TEXT TO READ>
+ + + + + + +

Question

If $\cos (\alpha +\beta )\sin (\gamma +\theta )=\cos (\alpha -\beta )\sin (\gamma -\theta )$ Show that $\tan \theta =\tan \alpha \tan \beta \tan \gamma$.

Answer 1

Consider the given equation.

$\cos (\alpha +\beta )\sin (\gamma +\theta )=\cos (\alpha -\beta )\sin (\gamma -\theta )$

$[\cos \alpha cos\beta -sin\alpha sin\beta ][\sin \gamma cos\theta +cos\gamma sin\theta ]=[\cos \alpha cos\beta +\sin \alpha \sin \beta ][\sin \gamma \cos \theta -\cos \gamma \sin \theta ]$

$\cos \alpha cos\beta \sin \gamma cos\theta +\cos \alpha cos\beta cos\gamma sin\theta -sin\alpha sin\beta \sin \gamma cos\theta -sin\alpha sin\beta cos\gamma sin\theta =\cos \alpha cos\beta \sin \gamma cos\theta -\cos \alpha cos\beta cos\gamma sin\theta +sin\alpha sin\beta \sin \gamma cos\theta -sin\alpha sin\beta cos\gamma sin\theta$

$2\cos \alpha cos\beta cos\gamma sin\theta =2sin\alpha sin\beta \sin \gamma cos\theta$

$\frac{sin\alpha sin\beta \sin \gamma \cos \theta }{\cos \alpha cos\beta \cos \gamma \sin \theta }=1$

$\tan \alpha \tan \beta \tan \gamma cot\theta =1$

$\tan \alpha \tan \beta \tan \gamma =\frac{1}{cot\theta }$

$\tan \alpha \tan \beta \tan \gamma =\tan \theta$

Henced, proved.

+ + + + + + +

Source data:
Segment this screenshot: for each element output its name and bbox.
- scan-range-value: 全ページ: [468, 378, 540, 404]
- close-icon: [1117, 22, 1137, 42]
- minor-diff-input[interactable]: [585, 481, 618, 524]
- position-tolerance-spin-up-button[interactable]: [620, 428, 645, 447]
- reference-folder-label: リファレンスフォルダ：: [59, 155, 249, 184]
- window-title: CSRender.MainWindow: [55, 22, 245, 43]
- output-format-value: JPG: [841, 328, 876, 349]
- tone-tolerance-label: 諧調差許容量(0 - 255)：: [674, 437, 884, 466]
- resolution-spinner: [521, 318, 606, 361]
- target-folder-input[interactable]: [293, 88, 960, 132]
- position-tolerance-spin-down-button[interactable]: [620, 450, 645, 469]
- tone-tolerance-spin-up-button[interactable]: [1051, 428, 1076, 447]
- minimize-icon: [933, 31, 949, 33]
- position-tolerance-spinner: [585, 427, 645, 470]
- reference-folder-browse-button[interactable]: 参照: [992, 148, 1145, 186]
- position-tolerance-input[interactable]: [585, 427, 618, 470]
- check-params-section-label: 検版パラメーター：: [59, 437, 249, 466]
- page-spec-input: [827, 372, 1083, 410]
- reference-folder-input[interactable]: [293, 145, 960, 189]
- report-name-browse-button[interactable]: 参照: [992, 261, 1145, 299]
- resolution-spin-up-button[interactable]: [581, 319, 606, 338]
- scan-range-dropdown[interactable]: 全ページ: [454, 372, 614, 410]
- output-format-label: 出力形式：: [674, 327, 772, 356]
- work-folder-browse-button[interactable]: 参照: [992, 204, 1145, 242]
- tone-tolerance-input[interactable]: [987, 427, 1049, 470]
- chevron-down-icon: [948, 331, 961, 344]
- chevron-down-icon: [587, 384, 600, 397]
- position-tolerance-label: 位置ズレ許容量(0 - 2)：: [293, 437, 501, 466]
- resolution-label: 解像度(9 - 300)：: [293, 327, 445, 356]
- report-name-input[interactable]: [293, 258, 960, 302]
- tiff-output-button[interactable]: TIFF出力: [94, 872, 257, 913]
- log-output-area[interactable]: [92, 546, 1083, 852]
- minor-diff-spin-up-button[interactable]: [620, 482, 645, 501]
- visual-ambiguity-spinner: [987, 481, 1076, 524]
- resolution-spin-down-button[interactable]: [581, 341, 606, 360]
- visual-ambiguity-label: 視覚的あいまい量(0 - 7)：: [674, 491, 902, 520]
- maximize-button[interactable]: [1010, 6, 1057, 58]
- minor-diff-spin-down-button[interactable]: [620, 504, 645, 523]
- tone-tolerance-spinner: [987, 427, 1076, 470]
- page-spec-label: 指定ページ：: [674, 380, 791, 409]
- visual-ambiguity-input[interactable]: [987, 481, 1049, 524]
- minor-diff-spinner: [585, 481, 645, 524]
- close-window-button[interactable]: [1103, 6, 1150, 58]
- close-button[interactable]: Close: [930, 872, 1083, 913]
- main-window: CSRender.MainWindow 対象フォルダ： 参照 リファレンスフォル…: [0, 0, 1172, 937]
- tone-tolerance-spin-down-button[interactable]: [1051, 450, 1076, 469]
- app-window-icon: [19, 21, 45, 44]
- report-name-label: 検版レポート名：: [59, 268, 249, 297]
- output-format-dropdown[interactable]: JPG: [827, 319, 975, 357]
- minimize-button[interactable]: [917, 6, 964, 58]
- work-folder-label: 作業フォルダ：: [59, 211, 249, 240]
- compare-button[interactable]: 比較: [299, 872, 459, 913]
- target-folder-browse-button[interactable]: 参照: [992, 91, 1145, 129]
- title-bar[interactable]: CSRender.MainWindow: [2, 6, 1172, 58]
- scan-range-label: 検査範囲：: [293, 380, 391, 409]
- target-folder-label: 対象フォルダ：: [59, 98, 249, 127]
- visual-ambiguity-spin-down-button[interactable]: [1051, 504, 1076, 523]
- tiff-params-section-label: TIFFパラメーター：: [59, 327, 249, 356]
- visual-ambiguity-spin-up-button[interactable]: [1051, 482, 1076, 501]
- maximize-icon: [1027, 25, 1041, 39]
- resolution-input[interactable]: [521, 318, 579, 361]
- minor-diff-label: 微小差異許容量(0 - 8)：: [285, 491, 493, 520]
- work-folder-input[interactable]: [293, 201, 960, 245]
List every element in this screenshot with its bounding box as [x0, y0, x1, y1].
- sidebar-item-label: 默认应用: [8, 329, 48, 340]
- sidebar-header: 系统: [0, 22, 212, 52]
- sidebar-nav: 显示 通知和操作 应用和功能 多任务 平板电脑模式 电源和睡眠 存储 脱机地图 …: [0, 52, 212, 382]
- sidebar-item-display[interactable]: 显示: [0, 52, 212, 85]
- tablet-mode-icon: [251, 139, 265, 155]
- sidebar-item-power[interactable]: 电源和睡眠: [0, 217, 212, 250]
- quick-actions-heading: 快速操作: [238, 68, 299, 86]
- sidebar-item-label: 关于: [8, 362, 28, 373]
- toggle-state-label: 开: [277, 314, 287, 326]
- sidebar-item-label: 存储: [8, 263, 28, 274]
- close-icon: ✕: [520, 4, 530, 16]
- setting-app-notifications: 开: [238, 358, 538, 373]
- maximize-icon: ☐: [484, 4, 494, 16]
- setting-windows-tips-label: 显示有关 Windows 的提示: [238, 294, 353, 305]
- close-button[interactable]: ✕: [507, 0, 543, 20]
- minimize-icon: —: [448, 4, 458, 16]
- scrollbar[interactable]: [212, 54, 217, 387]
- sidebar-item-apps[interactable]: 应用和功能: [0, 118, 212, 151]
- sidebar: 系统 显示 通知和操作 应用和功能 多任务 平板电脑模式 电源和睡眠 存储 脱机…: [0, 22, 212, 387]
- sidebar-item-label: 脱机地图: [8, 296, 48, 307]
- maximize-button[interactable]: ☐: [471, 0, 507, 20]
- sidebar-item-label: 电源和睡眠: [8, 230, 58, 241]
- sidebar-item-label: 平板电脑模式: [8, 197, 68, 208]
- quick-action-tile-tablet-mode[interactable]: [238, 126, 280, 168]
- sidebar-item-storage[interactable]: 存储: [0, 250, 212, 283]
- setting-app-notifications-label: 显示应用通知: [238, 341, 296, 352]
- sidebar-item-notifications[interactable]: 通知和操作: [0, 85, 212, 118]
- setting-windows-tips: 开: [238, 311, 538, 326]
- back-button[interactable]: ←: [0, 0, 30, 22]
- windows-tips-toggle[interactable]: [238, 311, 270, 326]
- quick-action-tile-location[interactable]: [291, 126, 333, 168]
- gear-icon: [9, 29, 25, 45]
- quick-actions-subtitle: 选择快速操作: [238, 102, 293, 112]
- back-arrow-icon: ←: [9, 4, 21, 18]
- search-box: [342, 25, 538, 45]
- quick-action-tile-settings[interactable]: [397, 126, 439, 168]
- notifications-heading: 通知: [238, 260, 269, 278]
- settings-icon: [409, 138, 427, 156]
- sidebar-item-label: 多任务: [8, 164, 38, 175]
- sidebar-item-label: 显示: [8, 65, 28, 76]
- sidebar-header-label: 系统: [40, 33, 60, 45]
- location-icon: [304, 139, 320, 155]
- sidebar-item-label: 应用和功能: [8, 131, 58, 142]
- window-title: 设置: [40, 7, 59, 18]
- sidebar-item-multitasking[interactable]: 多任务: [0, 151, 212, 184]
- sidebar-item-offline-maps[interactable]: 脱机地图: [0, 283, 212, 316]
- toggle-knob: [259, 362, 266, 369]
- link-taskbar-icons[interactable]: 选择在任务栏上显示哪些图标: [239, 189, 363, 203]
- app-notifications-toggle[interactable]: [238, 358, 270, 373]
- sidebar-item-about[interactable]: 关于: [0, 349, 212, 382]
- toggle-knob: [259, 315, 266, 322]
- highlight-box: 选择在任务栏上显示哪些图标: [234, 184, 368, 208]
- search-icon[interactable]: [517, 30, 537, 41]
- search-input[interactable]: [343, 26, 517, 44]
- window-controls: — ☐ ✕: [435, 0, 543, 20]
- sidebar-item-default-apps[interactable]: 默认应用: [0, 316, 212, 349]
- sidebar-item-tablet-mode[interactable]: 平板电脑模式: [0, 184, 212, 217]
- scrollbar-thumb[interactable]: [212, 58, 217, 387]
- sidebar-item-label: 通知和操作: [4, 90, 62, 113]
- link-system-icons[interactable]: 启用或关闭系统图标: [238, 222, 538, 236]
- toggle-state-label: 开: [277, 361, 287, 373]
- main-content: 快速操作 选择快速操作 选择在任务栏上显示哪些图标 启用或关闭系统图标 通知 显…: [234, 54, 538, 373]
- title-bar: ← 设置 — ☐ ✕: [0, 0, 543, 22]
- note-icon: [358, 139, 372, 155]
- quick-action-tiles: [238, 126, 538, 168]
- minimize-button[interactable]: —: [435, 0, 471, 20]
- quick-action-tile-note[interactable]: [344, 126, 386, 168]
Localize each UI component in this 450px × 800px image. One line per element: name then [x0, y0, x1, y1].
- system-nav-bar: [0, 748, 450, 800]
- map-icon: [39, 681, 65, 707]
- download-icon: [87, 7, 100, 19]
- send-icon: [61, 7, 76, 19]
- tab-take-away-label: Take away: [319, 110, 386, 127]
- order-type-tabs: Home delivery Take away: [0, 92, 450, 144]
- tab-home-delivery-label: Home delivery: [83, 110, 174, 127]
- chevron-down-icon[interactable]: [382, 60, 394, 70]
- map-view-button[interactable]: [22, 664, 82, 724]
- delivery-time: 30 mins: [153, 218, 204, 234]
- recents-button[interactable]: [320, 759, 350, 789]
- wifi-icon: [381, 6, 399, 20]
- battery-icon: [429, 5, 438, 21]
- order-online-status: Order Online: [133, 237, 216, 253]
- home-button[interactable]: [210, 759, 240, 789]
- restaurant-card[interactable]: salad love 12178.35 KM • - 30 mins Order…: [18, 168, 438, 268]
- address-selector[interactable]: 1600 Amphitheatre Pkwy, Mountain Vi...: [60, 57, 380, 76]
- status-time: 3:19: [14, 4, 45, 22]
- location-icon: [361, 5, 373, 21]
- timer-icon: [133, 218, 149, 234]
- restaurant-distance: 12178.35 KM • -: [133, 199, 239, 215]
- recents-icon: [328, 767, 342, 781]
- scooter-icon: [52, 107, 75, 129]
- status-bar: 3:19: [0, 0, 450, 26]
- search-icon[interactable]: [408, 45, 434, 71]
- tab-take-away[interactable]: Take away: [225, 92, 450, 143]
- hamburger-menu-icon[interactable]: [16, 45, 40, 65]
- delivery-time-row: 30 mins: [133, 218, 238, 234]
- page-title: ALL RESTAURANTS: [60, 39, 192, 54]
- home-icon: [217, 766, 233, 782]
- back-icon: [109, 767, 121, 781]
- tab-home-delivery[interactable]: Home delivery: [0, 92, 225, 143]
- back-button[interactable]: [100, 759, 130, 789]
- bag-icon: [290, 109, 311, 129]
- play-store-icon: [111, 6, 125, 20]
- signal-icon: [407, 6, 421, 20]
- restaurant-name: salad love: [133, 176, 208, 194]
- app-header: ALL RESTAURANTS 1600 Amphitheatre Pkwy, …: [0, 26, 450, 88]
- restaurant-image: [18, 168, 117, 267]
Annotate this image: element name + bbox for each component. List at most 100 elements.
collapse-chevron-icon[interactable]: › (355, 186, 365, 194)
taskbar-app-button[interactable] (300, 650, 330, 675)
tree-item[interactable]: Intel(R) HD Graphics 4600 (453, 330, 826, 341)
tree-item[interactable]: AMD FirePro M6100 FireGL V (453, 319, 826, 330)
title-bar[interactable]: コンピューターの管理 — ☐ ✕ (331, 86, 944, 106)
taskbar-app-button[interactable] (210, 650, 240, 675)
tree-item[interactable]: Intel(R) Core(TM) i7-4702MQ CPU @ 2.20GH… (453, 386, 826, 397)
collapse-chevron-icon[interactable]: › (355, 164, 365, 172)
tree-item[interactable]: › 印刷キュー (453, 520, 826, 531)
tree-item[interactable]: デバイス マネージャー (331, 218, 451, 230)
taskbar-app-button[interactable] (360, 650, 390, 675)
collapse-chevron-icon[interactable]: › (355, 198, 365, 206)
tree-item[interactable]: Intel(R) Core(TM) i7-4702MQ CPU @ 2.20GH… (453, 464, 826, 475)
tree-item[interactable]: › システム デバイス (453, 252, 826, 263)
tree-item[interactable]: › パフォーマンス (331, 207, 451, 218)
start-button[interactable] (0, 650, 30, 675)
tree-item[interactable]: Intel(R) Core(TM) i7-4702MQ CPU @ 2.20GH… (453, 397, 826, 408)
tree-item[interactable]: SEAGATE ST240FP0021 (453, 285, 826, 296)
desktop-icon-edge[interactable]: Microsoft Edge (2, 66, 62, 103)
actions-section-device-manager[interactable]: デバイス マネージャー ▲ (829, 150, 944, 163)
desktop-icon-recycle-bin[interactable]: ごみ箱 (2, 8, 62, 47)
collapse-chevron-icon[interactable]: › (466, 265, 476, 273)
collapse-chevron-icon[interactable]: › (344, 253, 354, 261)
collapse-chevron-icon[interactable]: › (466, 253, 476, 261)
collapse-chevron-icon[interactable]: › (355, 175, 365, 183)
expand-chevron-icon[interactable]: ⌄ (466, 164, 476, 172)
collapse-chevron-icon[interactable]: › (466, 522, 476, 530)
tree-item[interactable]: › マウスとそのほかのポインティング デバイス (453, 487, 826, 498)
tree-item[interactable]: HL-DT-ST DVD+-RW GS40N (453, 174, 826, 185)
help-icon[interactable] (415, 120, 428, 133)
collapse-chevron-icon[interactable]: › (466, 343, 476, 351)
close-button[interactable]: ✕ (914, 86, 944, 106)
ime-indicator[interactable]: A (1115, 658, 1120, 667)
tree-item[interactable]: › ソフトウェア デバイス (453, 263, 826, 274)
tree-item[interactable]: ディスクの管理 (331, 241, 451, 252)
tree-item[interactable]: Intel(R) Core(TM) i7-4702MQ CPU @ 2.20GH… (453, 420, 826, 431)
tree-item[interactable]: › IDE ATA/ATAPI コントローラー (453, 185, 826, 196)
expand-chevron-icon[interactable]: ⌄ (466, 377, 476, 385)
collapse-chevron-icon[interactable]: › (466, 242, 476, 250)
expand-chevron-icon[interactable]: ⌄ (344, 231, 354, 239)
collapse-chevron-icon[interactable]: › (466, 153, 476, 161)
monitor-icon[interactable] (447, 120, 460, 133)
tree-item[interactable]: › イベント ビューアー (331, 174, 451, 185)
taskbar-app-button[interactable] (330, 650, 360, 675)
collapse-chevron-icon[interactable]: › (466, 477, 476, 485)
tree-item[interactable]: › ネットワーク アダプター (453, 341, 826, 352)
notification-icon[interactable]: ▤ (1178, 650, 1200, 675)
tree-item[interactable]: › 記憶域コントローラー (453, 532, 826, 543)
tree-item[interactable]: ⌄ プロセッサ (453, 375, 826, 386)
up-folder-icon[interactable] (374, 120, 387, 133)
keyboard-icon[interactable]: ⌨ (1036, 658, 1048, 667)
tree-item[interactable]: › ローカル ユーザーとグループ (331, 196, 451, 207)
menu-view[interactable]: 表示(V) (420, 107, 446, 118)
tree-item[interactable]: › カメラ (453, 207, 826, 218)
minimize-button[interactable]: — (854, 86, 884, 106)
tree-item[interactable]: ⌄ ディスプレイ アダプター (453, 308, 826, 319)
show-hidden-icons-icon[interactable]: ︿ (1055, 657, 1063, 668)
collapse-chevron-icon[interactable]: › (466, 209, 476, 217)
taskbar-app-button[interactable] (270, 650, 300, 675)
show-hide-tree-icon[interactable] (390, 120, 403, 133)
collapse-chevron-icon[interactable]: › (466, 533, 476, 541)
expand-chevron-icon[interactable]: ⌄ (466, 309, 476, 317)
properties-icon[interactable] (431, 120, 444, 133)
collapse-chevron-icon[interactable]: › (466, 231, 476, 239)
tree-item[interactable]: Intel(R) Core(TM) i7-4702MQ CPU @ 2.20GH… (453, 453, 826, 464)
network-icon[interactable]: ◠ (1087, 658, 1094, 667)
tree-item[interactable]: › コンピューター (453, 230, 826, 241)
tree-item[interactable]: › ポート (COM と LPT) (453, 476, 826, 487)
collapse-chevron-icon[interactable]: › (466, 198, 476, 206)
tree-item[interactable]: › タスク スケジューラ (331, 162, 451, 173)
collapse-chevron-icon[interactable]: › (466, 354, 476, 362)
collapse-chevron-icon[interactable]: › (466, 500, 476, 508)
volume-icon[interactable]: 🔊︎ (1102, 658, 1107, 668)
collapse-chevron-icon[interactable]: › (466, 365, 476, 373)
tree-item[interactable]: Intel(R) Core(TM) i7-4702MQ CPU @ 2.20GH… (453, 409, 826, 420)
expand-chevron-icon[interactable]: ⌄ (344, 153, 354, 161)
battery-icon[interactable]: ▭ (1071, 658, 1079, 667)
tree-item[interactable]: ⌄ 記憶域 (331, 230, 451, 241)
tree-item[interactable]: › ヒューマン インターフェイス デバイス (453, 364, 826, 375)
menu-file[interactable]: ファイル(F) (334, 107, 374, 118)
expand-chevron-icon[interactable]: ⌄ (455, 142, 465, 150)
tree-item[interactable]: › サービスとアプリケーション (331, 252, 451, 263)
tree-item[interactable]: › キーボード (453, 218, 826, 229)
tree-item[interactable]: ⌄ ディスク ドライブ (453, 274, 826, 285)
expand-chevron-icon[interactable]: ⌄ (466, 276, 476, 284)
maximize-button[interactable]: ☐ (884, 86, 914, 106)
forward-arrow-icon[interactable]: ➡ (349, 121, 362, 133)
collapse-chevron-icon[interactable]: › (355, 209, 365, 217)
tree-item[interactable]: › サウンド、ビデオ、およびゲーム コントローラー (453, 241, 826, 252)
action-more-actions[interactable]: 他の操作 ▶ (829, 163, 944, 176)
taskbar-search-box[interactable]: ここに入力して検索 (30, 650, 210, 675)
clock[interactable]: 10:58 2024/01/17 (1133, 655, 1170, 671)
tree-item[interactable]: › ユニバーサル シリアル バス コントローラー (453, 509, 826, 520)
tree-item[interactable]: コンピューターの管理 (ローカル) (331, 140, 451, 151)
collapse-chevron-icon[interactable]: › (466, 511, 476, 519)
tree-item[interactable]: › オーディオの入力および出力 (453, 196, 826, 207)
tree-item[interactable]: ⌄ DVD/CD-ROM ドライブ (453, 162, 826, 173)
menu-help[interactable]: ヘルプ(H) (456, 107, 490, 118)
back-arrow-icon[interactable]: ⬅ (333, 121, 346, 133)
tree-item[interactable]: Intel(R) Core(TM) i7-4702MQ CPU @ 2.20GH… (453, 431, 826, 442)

+ + + + + + +

WRITTEN TASK> Can you extract the whole trigonometric identity proof and reproduce it word for word?

TASK OUTPUT>
Question

If $\cos (\alpha +\beta )\sin (\gamma +\theta )=\cos (\alpha -\beta )\sin (\gamma -\theta )$ Show that $\tan \theta =\tan \alpha \tan \beta \tan \gamma$.

Answer 1

Consider the given equation.

$\cos (\alpha +\beta )\sin (\gamma +\theta )=\cos (\alpha -\beta )\sin (\gamma -\theta )$

$[\cos \alpha cos\beta -sin\alpha sin\beta ][\sin \gamma cos\theta +cos\gamma sin\theta ]=[\cos \alpha cos\beta +\sin \alpha \sin \beta ][\sin \gamma \cos \theta -\cos \gamma \sin \theta ]$

$\cos \alpha cos\beta \sin \gamma cos\theta +\cos \alpha cos\beta cos\gamma sin\theta -sin\alpha sin\beta \sin \gamma cos\theta -sin\alpha sin\beta cos\gamma sin\theta =\cos \alpha cos\beta \sin \gamma cos\theta -\cos \alpha cos\beta cos\gamma sin\theta +sin\alpha sin\beta \sin \gamma cos\theta -sin\alpha sin\beta cos\gamma sin\theta$

$2\cos \alpha cos\beta cos\gamma sin\theta =2sin\alpha sin\beta \sin \gamma cos\theta$

$\frac{sin\alpha sin\beta \sin \gamma \cos \theta }{\cos \alpha cos\beta \cos \gamma \sin \theta }=1$

$\tan \alpha \tan \beta \tan \gamma cot\theta =1$

$\tan \alpha \tan \beta \tan \gamma =\frac{1}{cot\theta }$

$\tan \alpha \tan \beta \tan \gamma =\tan \theta$

Henced, proved.